PROVIDED RECORDS:
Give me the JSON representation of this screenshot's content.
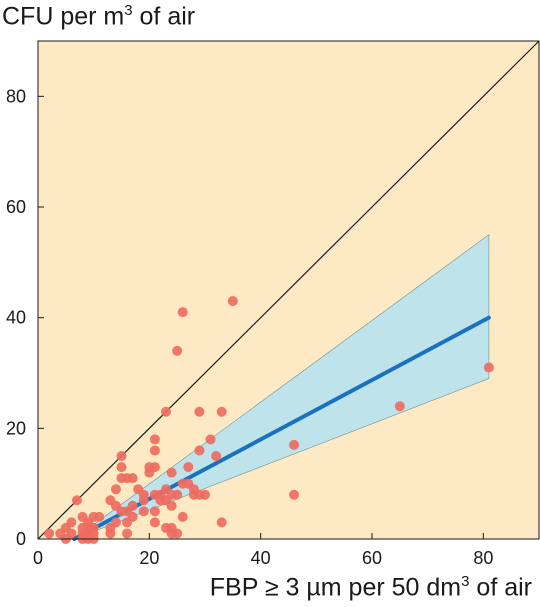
{
  "chart_data": {
    "type": "scatter",
    "title": "",
    "ylabel_main": "CFU per m",
    "ylabel_sup": "3",
    "ylabel_rest": " of air",
    "xlabel_main": "FBP ≥ 3 µm per 50 dm",
    "xlabel_sup": "3",
    "xlabel_rest": " of air",
    "xlim": [
      0,
      90
    ],
    "ylim": [
      0,
      90
    ],
    "x_ticks": [
      0,
      20,
      40,
      60,
      80
    ],
    "y_ticks": [
      0,
      20,
      40,
      60,
      80
    ],
    "colors": {
      "background": "#fde9c4",
      "points": "#ef6b5f",
      "regression": "#1a72bd",
      "band": "#bfe3ea",
      "identity": "#1a1a1a"
    },
    "identity_line": [
      [
        0,
        0
      ],
      [
        90,
        90
      ]
    ],
    "regression_line": [
      [
        6.5,
        0
      ],
      [
        81,
        40
      ]
    ],
    "confidence_band": {
      "upper": [
        [
          6.5,
          0
        ],
        [
          81,
          55
        ]
      ],
      "lower": [
        [
          6.5,
          0
        ],
        [
          81,
          29
        ]
      ]
    },
    "points": [
      [
        2,
        1
      ],
      [
        4,
        1
      ],
      [
        5,
        0
      ],
      [
        5,
        2
      ],
      [
        6,
        1
      ],
      [
        6,
        3
      ],
      [
        7,
        7
      ],
      [
        8,
        0
      ],
      [
        8,
        1
      ],
      [
        8,
        2
      ],
      [
        8,
        4
      ],
      [
        9,
        0
      ],
      [
        9,
        1
      ],
      [
        9,
        2
      ],
      [
        9,
        3
      ],
      [
        10,
        0
      ],
      [
        10,
        1
      ],
      [
        10,
        2
      ],
      [
        10,
        4
      ],
      [
        11,
        4
      ],
      [
        13,
        1
      ],
      [
        13,
        2
      ],
      [
        13,
        7
      ],
      [
        14,
        3
      ],
      [
        14,
        6
      ],
      [
        14,
        9
      ],
      [
        15,
        5
      ],
      [
        15,
        11
      ],
      [
        15,
        13
      ],
      [
        15,
        15
      ],
      [
        16,
        1
      ],
      [
        16,
        3
      ],
      [
        16,
        5
      ],
      [
        16,
        11
      ],
      [
        17,
        4
      ],
      [
        17,
        6
      ],
      [
        17,
        11
      ],
      [
        18,
        9
      ],
      [
        19,
        5
      ],
      [
        19,
        7
      ],
      [
        19,
        8
      ],
      [
        20,
        12
      ],
      [
        20,
        13
      ],
      [
        21,
        3
      ],
      [
        21,
        5
      ],
      [
        21,
        8
      ],
      [
        21,
        13
      ],
      [
        21,
        16
      ],
      [
        21,
        18
      ],
      [
        22,
        7
      ],
      [
        22,
        8
      ],
      [
        23,
        2
      ],
      [
        23,
        7
      ],
      [
        23,
        9
      ],
      [
        23,
        23
      ],
      [
        24,
        1
      ],
      [
        24,
        2
      ],
      [
        24,
        6
      ],
      [
        24,
        8
      ],
      [
        24,
        12
      ],
      [
        25,
        1
      ],
      [
        25,
        8
      ],
      [
        25,
        34
      ],
      [
        26,
        4
      ],
      [
        26,
        10
      ],
      [
        26,
        41
      ],
      [
        27,
        10
      ],
      [
        27,
        13
      ],
      [
        28,
        8
      ],
      [
        28,
        9
      ],
      [
        29,
        8
      ],
      [
        29,
        16
      ],
      [
        29,
        23
      ],
      [
        30,
        8
      ],
      [
        31,
        18
      ],
      [
        32,
        15
      ],
      [
        33,
        3
      ],
      [
        33,
        23
      ],
      [
        35,
        43
      ],
      [
        46,
        8
      ],
      [
        46,
        17
      ],
      [
        65,
        24
      ],
      [
        81,
        31
      ]
    ]
  }
}
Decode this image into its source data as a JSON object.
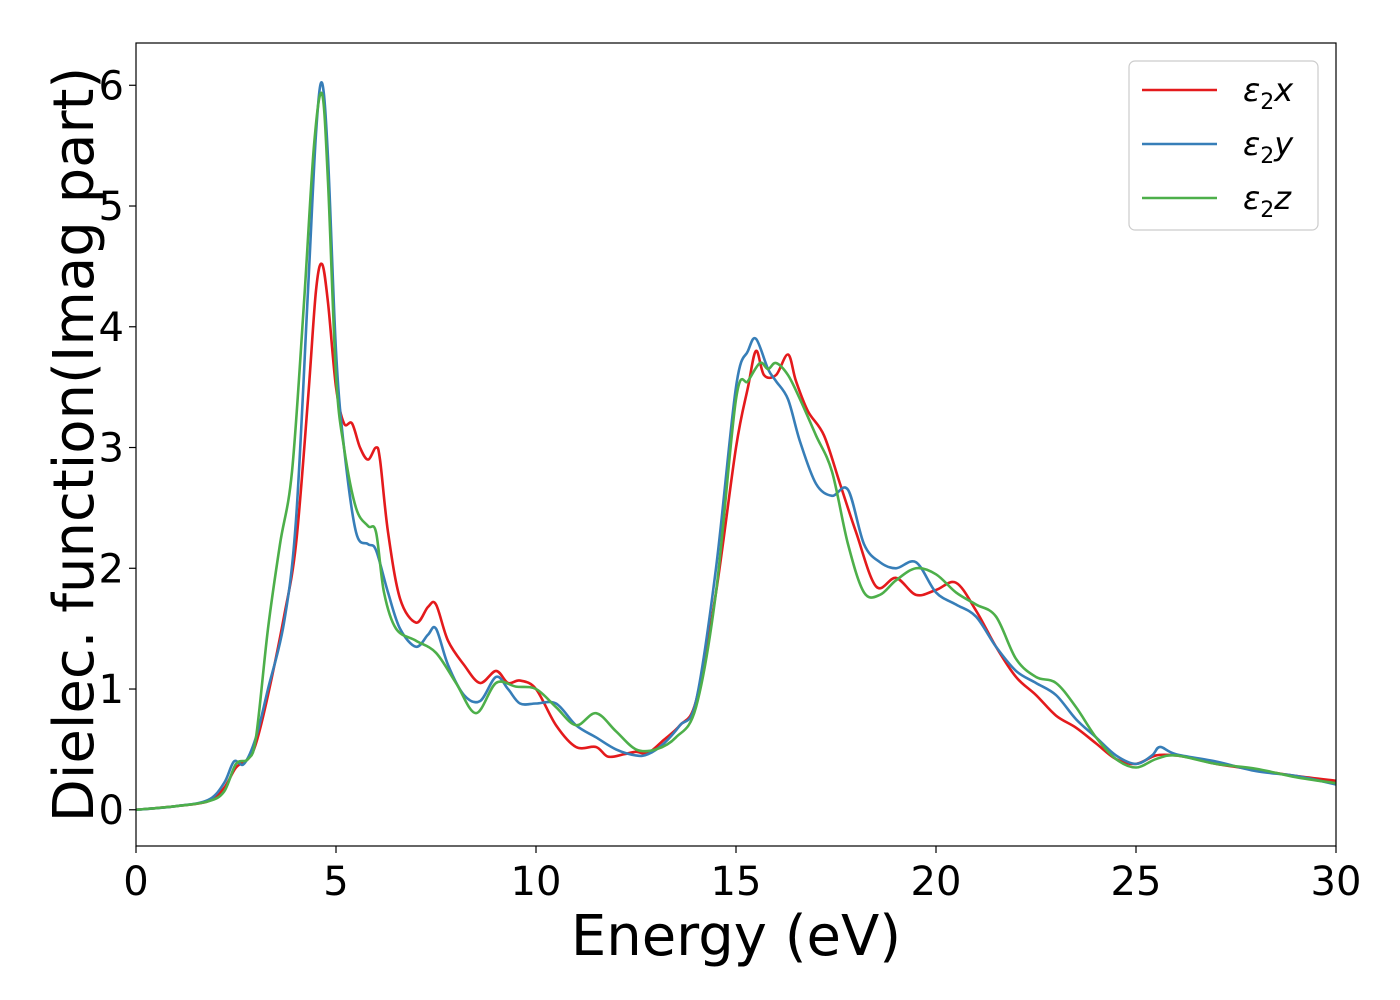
{
  "chart_data": {
    "type": "line",
    "title": "",
    "xlabel": "Energy (eV)",
    "ylabel": "Dielec. function(Imag part)",
    "xlim": [
      0,
      30
    ],
    "ylim": [
      -0.3,
      6.35
    ],
    "xticks": [
      0,
      5,
      10,
      15,
      20,
      25,
      30
    ],
    "xtick_labels": [
      "0",
      "5",
      "10",
      "15",
      "20",
      "25",
      "30"
    ],
    "yticks": [
      0,
      1,
      2,
      3,
      4,
      5,
      6
    ],
    "ytick_labels": [
      "0",
      "1",
      "2",
      "3",
      "4",
      "5",
      "6"
    ],
    "grid": false,
    "legend_position": "top-right",
    "series": [
      {
        "name": "ε₂x",
        "legend_main": "ε",
        "legend_sub": "2",
        "legend_suffix": "x",
        "color": "#e41a1c",
        "x": [
          0,
          1,
          1.8,
          2.2,
          2.5,
          2.8,
          3.0,
          3.3,
          3.7,
          4.0,
          4.3,
          4.5,
          4.65,
          4.8,
          5.0,
          5.2,
          5.4,
          5.6,
          5.8,
          6.0,
          6.1,
          6.3,
          6.6,
          7.0,
          7.3,
          7.5,
          7.8,
          8.2,
          8.6,
          9.0,
          9.3,
          9.6,
          10.0,
          10.5,
          11.0,
          11.5,
          11.8,
          12.2,
          12.5,
          12.8,
          13.2,
          13.6,
          14.0,
          14.5,
          15.0,
          15.3,
          15.5,
          15.7,
          16.0,
          16.3,
          16.5,
          16.8,
          17.2,
          17.6,
          18.0,
          18.5,
          19.0,
          19.5,
          20.0,
          20.5,
          21.0,
          21.5,
          22.0,
          22.5,
          23.0,
          23.5,
          24.0,
          24.5,
          25.0,
          25.5,
          26.0,
          26.5,
          27.0,
          28.0,
          29.0,
          30.0
        ],
        "y": [
          0,
          0.03,
          0.07,
          0.18,
          0.35,
          0.42,
          0.55,
          0.95,
          1.6,
          2.2,
          3.4,
          4.3,
          4.52,
          4.2,
          3.5,
          3.2,
          3.2,
          3.0,
          2.9,
          3.0,
          2.9,
          2.3,
          1.75,
          1.55,
          1.68,
          1.7,
          1.4,
          1.2,
          1.05,
          1.15,
          1.05,
          1.07,
          1.0,
          0.7,
          0.52,
          0.52,
          0.44,
          0.46,
          0.48,
          0.47,
          0.58,
          0.7,
          0.9,
          1.8,
          3.0,
          3.5,
          3.8,
          3.6,
          3.6,
          3.77,
          3.55,
          3.3,
          3.1,
          2.7,
          2.3,
          1.85,
          1.92,
          1.78,
          1.82,
          1.88,
          1.65,
          1.35,
          1.1,
          0.95,
          0.78,
          0.68,
          0.55,
          0.42,
          0.38,
          0.45,
          0.45,
          0.42,
          0.38,
          0.33,
          0.28,
          0.24
        ]
      },
      {
        "name": "ε₂y",
        "legend_main": "ε",
        "legend_sub": "2",
        "legend_suffix": "y",
        "color": "#377eb8",
        "x": [
          0,
          1,
          1.8,
          2.2,
          2.45,
          2.7,
          3.0,
          3.3,
          3.7,
          4.0,
          4.3,
          4.5,
          4.65,
          4.8,
          5.0,
          5.2,
          5.5,
          5.8,
          6.0,
          6.3,
          6.6,
          7.0,
          7.3,
          7.5,
          7.8,
          8.2,
          8.6,
          9.0,
          9.3,
          9.6,
          10.0,
          10.5,
          11.0,
          11.5,
          12.0,
          12.5,
          12.8,
          13.2,
          13.6,
          14.0,
          14.5,
          15.0,
          15.3,
          15.5,
          15.8,
          16.0,
          16.3,
          16.6,
          17.0,
          17.4,
          17.8,
          18.2,
          18.6,
          19.0,
          19.5,
          20.0,
          20.5,
          21.0,
          21.5,
          22.0,
          22.5,
          23.0,
          23.5,
          24.0,
          24.5,
          25.0,
          25.4,
          25.6,
          26.0,
          27.0,
          28.0,
          29.0,
          30.0
        ],
        "y": [
          0,
          0.03,
          0.08,
          0.22,
          0.4,
          0.38,
          0.6,
          1.0,
          1.55,
          2.4,
          4.3,
          5.6,
          6.02,
          5.4,
          3.8,
          3.0,
          2.3,
          2.2,
          2.15,
          1.8,
          1.5,
          1.35,
          1.45,
          1.5,
          1.2,
          0.95,
          0.9,
          1.1,
          1.0,
          0.88,
          0.88,
          0.88,
          0.7,
          0.6,
          0.5,
          0.45,
          0.46,
          0.55,
          0.7,
          0.9,
          2.0,
          3.5,
          3.8,
          3.9,
          3.65,
          3.55,
          3.4,
          3.05,
          2.7,
          2.6,
          2.65,
          2.2,
          2.05,
          2.0,
          2.05,
          1.8,
          1.7,
          1.6,
          1.35,
          1.15,
          1.05,
          0.95,
          0.75,
          0.6,
          0.45,
          0.38,
          0.45,
          0.52,
          0.46,
          0.4,
          0.32,
          0.28,
          0.21
        ]
      },
      {
        "name": "ε₂z",
        "legend_main": "ε",
        "legend_sub": "2",
        "legend_suffix": "z",
        "color": "#4daf4a",
        "x": [
          0,
          1,
          1.8,
          2.2,
          2.5,
          2.8,
          3.0,
          3.3,
          3.6,
          3.9,
          4.2,
          4.45,
          4.65,
          4.8,
          5.0,
          5.2,
          5.5,
          5.8,
          6.0,
          6.2,
          6.5,
          7.0,
          7.5,
          8.0,
          8.5,
          9.0,
          9.5,
          10.0,
          10.5,
          11.0,
          11.5,
          12.0,
          12.5,
          13.0,
          13.5,
          14.0,
          14.5,
          15.0,
          15.3,
          15.6,
          15.8,
          16.0,
          16.3,
          16.6,
          17.0,
          17.4,
          17.8,
          18.2,
          18.6,
          19.0,
          19.5,
          20.0,
          20.5,
          21.0,
          21.5,
          22.0,
          22.5,
          23.0,
          23.5,
          24.0,
          24.5,
          25.0,
          25.5,
          26.0,
          27.0,
          28.0,
          29.0,
          30.0
        ],
        "y": [
          0,
          0.03,
          0.07,
          0.15,
          0.38,
          0.42,
          0.6,
          1.5,
          2.2,
          2.8,
          4.2,
          5.5,
          5.93,
          5.2,
          3.6,
          3.0,
          2.5,
          2.35,
          2.3,
          1.8,
          1.5,
          1.4,
          1.3,
          1.05,
          0.8,
          1.05,
          1.02,
          1.0,
          0.85,
          0.7,
          0.8,
          0.65,
          0.5,
          0.5,
          0.6,
          0.85,
          1.8,
          3.4,
          3.55,
          3.7,
          3.65,
          3.7,
          3.6,
          3.4,
          3.1,
          2.8,
          2.2,
          1.8,
          1.78,
          1.9,
          2.0,
          1.95,
          1.8,
          1.7,
          1.6,
          1.25,
          1.1,
          1.05,
          0.85,
          0.6,
          0.42,
          0.35,
          0.42,
          0.45,
          0.38,
          0.34,
          0.27,
          0.22
        ]
      }
    ]
  }
}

TASK:
Check each line of the data above for the string "this", then report how many lines have it, with no other words.

FINAL RESULT:
2